- [Your goal]
Copy each line exactly. Drop every picture.
[start of Task input]
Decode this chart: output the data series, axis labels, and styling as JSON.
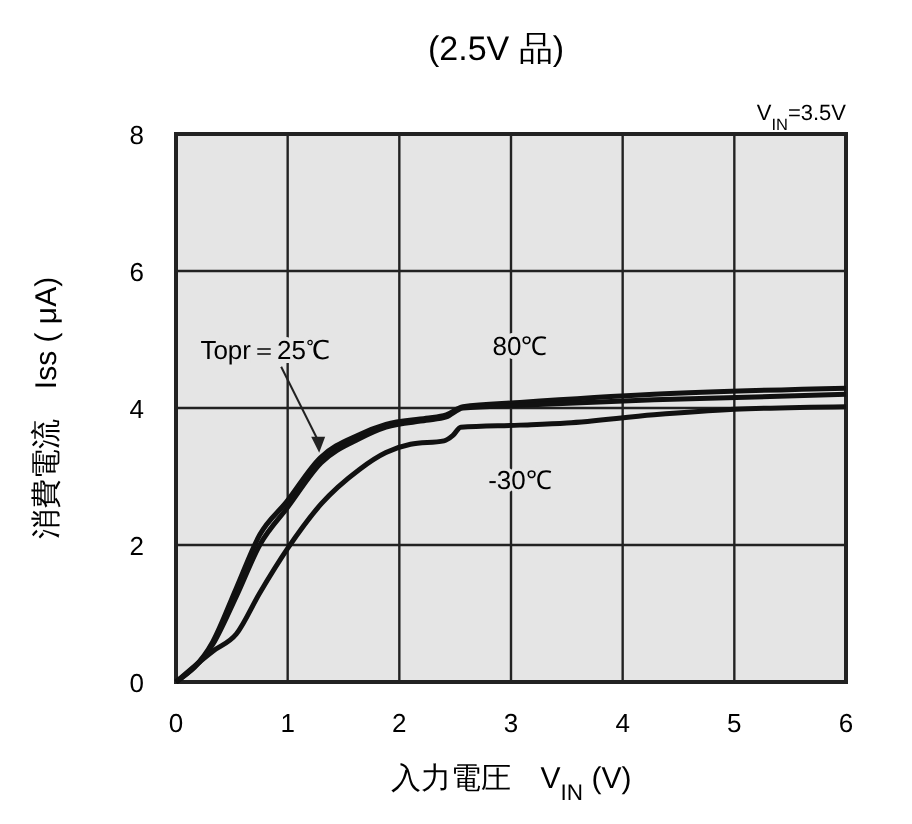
{
  "chart_data": {
    "type": "line",
    "title": "(2.5V 品)",
    "xlabel": "入力電圧　V$_{IN}$ (V)",
    "ylabel": "消費電流　Iss ( μA)",
    "xlim": [
      0,
      6
    ],
    "ylim": [
      0,
      8
    ],
    "xticks": [
      0,
      1,
      2,
      3,
      4,
      5,
      6
    ],
    "yticks": [
      0,
      2,
      4,
      6,
      8
    ],
    "grid": true,
    "marker": "none",
    "line_style": "solid",
    "annotations": [
      "V$_{IN}$=3.5V"
    ],
    "series": [
      {
        "name": "80℃",
        "color": "#111111",
        "x": [
          0,
          0.33,
          0.54,
          0.75,
          0.99,
          1.29,
          1.64,
          1.88,
          2.24,
          2.42,
          2.57,
          3.08,
          4.28,
          6
        ],
        "values": [
          0,
          0.59,
          1.37,
          2.15,
          2.63,
          3.27,
          3.61,
          3.76,
          3.85,
          3.9,
          4.02,
          4.08,
          4.2,
          4.29
        ]
      },
      {
        "name": "Topr＝25℃",
        "color": "#111111",
        "x": [
          0,
          0.33,
          0.54,
          0.75,
          1.0,
          1.3,
          1.64,
          1.88,
          2.24,
          2.42,
          2.57,
          3.08,
          4.28,
          6
        ],
        "values": [
          0,
          0.55,
          1.25,
          2.0,
          2.55,
          3.2,
          3.55,
          3.72,
          3.82,
          3.87,
          4.0,
          4.04,
          4.12,
          4.2
        ]
      },
      {
        "name": "-30℃",
        "color": "#111111",
        "x": [
          0,
          0.33,
          0.54,
          0.75,
          1.0,
          1.3,
          1.64,
          1.88,
          2.1,
          2.4,
          2.48,
          2.55,
          3.08,
          3.5,
          4.28,
          5,
          6
        ],
        "values": [
          0,
          0.45,
          0.7,
          1.3,
          1.95,
          2.6,
          3.1,
          3.35,
          3.47,
          3.52,
          3.6,
          3.72,
          3.75,
          3.78,
          3.9,
          3.98,
          4.02
        ]
      }
    ]
  }
}
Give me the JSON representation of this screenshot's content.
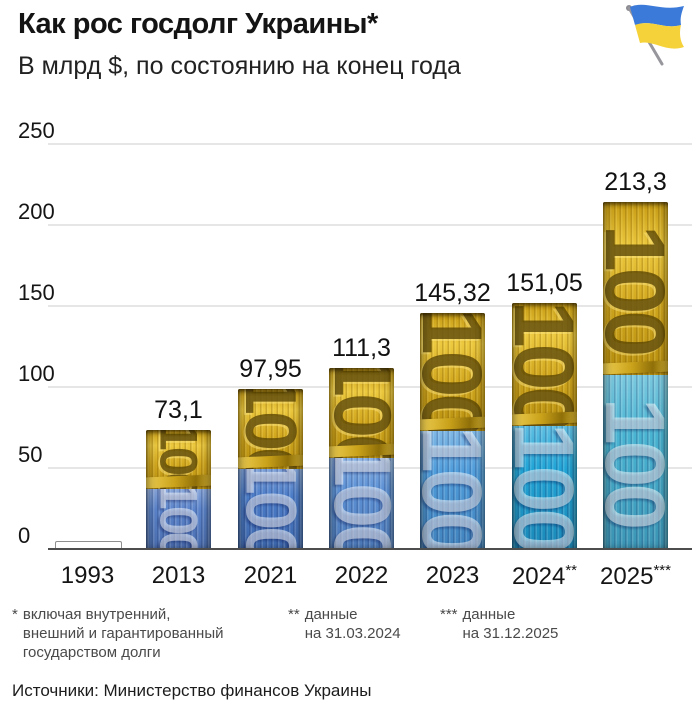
[end of Task input]
- [Complete answer]
Decode this chart: output the data series, axis labels, and styling as JSON.
{
  "chart_data": {
    "type": "line",
    "title": "(2.5V 品)",
    "xlabel": "入力電圧　V$_{IN}$ (V)",
    "ylabel": "消費電流　Iss ( μA)",
    "xlim": [
      0,
      6
    ],
    "ylim": [
      0,
      8
    ],
    "xticks": [
      0,
      1,
      2,
      3,
      4,
      5,
      6
    ],
    "yticks": [
      0,
      2,
      4,
      6,
      8
    ],
    "grid": true,
    "marker": "none",
    "line_style": "solid",
    "annotations": [
      "V$_{IN}$=3.5V"
    ],
    "series": [
      {
        "name": "80℃",
        "color": "#111111",
        "x": [
          0,
          0.33,
          0.54,
          0.75,
          0.99,
          1.29,
          1.64,
          1.88,
          2.24,
          2.42,
          2.57,
          3.08,
          4.28,
          6
        ],
        "values": [
          0,
          0.59,
          1.37,
          2.15,
          2.63,
          3.27,
          3.61,
          3.76,
          3.85,
          3.9,
          4.02,
          4.08,
          4.2,
          4.29
        ]
      },
      {
        "name": "Topr＝25℃",
        "color": "#111111",
        "x": [
          0,
          0.33,
          0.54,
          0.75,
          1.0,
          1.3,
          1.64,
          1.88,
          2.24,
          2.42,
          2.57,
          3.08,
          4.28,
          6
        ],
        "values": [
          0,
          0.55,
          1.25,
          2.0,
          2.55,
          3.2,
          3.55,
          3.72,
          3.82,
          3.87,
          4.0,
          4.04,
          4.12,
          4.2
        ]
      },
      {
        "name": "-30℃",
        "color": "#111111",
        "x": [
          0,
          0.33,
          0.54,
          0.75,
          1.0,
          1.3,
          1.64,
          1.88,
          2.1,
          2.4,
          2.48,
          2.55,
          3.08,
          3.5,
          4.28,
          5,
          6
        ],
        "values": [
          0,
          0.45,
          0.7,
          1.3,
          1.95,
          2.6,
          3.1,
          3.35,
          3.47,
          3.52,
          3.6,
          3.72,
          3.75,
          3.78,
          3.9,
          3.98,
          4.02
        ]
      }
    ]
  }
}
Give me the JSON representation of this screenshot's content.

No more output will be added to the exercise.